Page transcription dataset items
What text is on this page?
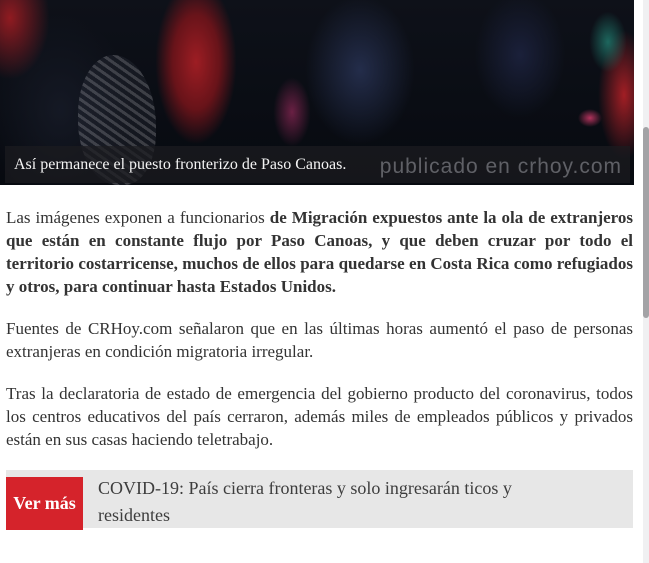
Así permanece el puesto fronterizo de Paso Canoas. publicado en crhoy.com

Las imágenes exponen a funcionarios de Migración expuestos ante la ola de extranjeros que están en constante flujo por Paso Canoas, y que deben cruzar por todo el territorio costarricense, muchos de ellos para quedarse en Costa Rica como refugiados y otros, para continuar hasta Estados Unidos.

Fuentes de CRHoy.com señalaron que en las últimas horas aumentó el paso de personas extranjeras en condición migratoria irregular.

Tras la declaratoria de estado de emergencia del gobierno producto del coronavirus, todos los centros educativos del país cerraron, además miles de empleados públicos y privados están en sus casas haciendo teletrabajo.

Ver más
COVID-19: País cierra fronteras y solo ingresarán ticos y residentes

*What the task requires*: Transcribe all of the records above exactly; no image should appear in what you write.

*Task output*:
What text is on this page?
Así permanece el puesto fronterizo de Paso Canoas. publicado en crhoy.com

Las imágenes exponen a funcionarios de Migración expuestos ante la ola de extranjeros que están en constante flujo por Paso Canoas, y que deben cruzar por todo el territorio costarricense, muchos de ellos para quedarse en Costa Rica como refugiados y otros, para continuar hasta Estados Unidos.

Fuentes de CRHoy.com señalaron que en las últimas horas aumentó el paso de personas extranjeras en condición migratoria irregular.

Tras la declaratoria de estado de emergencia del gobierno producto del coronavirus, todos los centros educativos del país cerraron, además miles de empleados públicos y privados están en sus casas haciendo teletrabajo.

Ver más
COVID-19: País cierra fronteras y solo ingresarán ticos y residentes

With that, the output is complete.